What needs to be done>
All the data should be repeated exactly. Any image in it is left out.

Input material>
## BEGIN

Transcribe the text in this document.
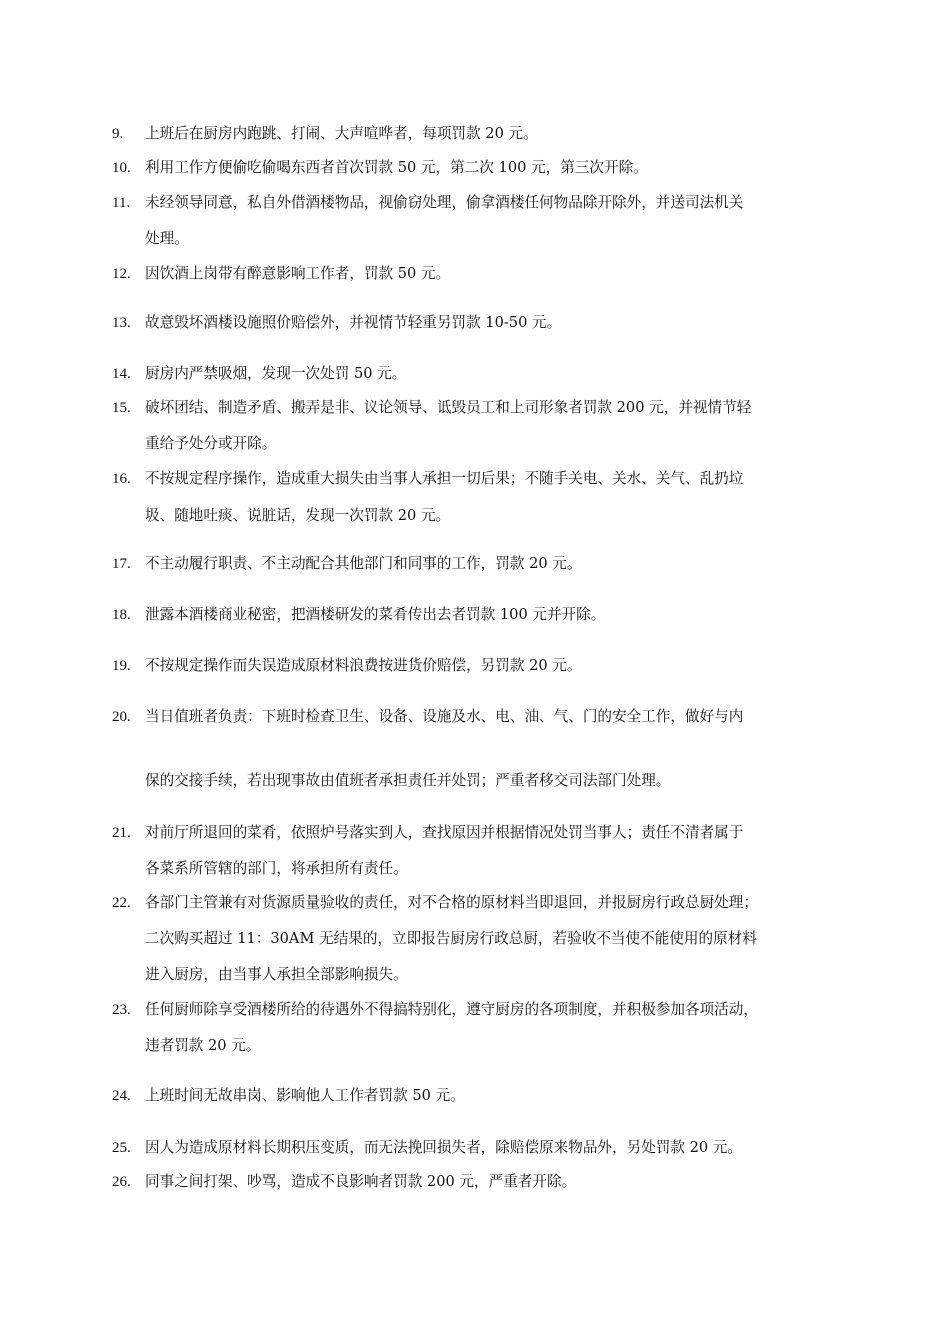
9.	上班后在厨房内跑跳、打闹、大声喧哗者，每项罚款 20 元。
10. 利用工作方便偷吃偷喝东西者首次罚款 50 元，第二次 100 元，第三次开除。
11.	未经领导同意，私自外借酒楼物品，视偷窃处理，偷拿酒楼任何物品除开除外，并送司法机关
处理。
12. 因饮酒上岗带有醉意影响工作者，罚款 50 元。
13. 故意毁坏酒楼设施照价赔偿外，并视情节轻重另罚款 10-50 元。
14. 厨房内严禁吸烟，发现一次处罚 50 元。
15. 破坏团结、制造矛盾、搬弄是非、议论领导、诋毁员工和上司形象者罚款 200 元，并视情节轻
重给予处分或开除。
16. 不按规定程序操作，造成重大损失由当事人承担一切后果；不随手关电、关水、关气、乱扔垃
圾、随地吐痰、说脏话，发现一次罚款 20 元。
17. 不主动履行职责、不主动配合其他部门和同事的工作，罚款 20 元。
18. 泄露本酒楼商业秘密，把酒楼研发的菜肴传出去者罚款 100 元并开除。
19. 不按规定操作而失误造成原材料浪费按进货价赔偿，另罚款 20 元。
20. 当日值班者负责：下班时检查卫生、设备、设施及水、电、油、气、门的安全工作，做好与内
保的交接手续，若出现事故由值班者承担责任并处罚；严重者移交司法部门处理。
21. 对前厅所退回的菜肴，依照炉号落实到人，查找原因并根据情况处罚当事人；责任不清者属于
各菜系所管辖的部门，将承担所有责任。
22. 各部门主管兼有对货源质量验收的责任，对不合格的原材料当即退回，并报厨房行政总厨处理；
二次购买超过 11：30AM 无结果的，立即报告厨房行政总厨，若验收不当使不能使用的原材料
进入厨房，由当事人承担全部影响损失。
23. 任何厨师除享受酒楼所给的待遇外不得搞特别化，遵守厨房的各项制度，并积极参加各项活动，
违者罚款 20 元。
24. 上班时间无故串岗、影响他人工作者罚款 50 元。
25. 因人为造成原材料长期积压变质，而无法挽回损失者，除赔偿原来物品外，另处罚款 20 元。
26. 同事之间打架、吵骂，造成不良影响者罚款 200 元，严重者开除。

## END

Expected answer>
Transcribe the text in this document.
9.	上班后在厨房内跑跳、打闹、大声喧哗者，每项罚款 20 元。
10. 利用工作方便偷吃偷喝东西者首次罚款 50 元，第二次 100 元，第三次开除。
11.	未经领导同意，私自外借酒楼物品，视偷窃处理，偷拿酒楼任何物品除开除外，并送司法机关
处理。
12. 因饮酒上岗带有醉意影响工作者，罚款 50 元。
13. 故意毁坏酒楼设施照价赔偿外，并视情节轻重另罚款 10-50 元。
14. 厨房内严禁吸烟，发现一次处罚 50 元。
15. 破坏团结、制造矛盾、搬弄是非、议论领导、诋毁员工和上司形象者罚款 200 元，并视情节轻
重给予处分或开除。
16. 不按规定程序操作，造成重大损失由当事人承担一切后果；不随手关电、关水、关气、乱扔垃
圾、随地吐痰、说脏话，发现一次罚款 20 元。
17. 不主动履行职责、不主动配合其他部门和同事的工作，罚款 20 元。
18. 泄露本酒楼商业秘密，把酒楼研发的菜肴传出去者罚款 100 元并开除。
19. 不按规定操作而失误造成原材料浪费按进货价赔偿，另罚款 20 元。
20. 当日值班者负责：下班时检查卫生、设备、设施及水、电、油、气、门的安全工作，做好与内
保的交接手续，若出现事故由值班者承担责任并处罚；严重者移交司法部门处理。
21. 对前厅所退回的菜肴，依照炉号落实到人，查找原因并根据情况处罚当事人；责任不清者属于
各菜系所管辖的部门，将承担所有责任。
22. 各部门主管兼有对货源质量验收的责任，对不合格的原材料当即退回，并报厨房行政总厨处理；
二次购买超过 11：30AM 无结果的，立即报告厨房行政总厨，若验收不当使不能使用的原材料
进入厨房，由当事人承担全部影响损失。
23. 任何厨师除享受酒楼所给的待遇外不得搞特别化，遵守厨房的各项制度，并积极参加各项活动，
违者罚款 20 元。
24. 上班时间无故串岗、影响他人工作者罚款 50 元。
25. 因人为造成原材料长期积压变质，而无法挽回损失者，除赔偿原来物品外，另处罚款 20 元。
26. 同事之间打架、吵骂，造成不良影响者罚款 200 元，严重者开除。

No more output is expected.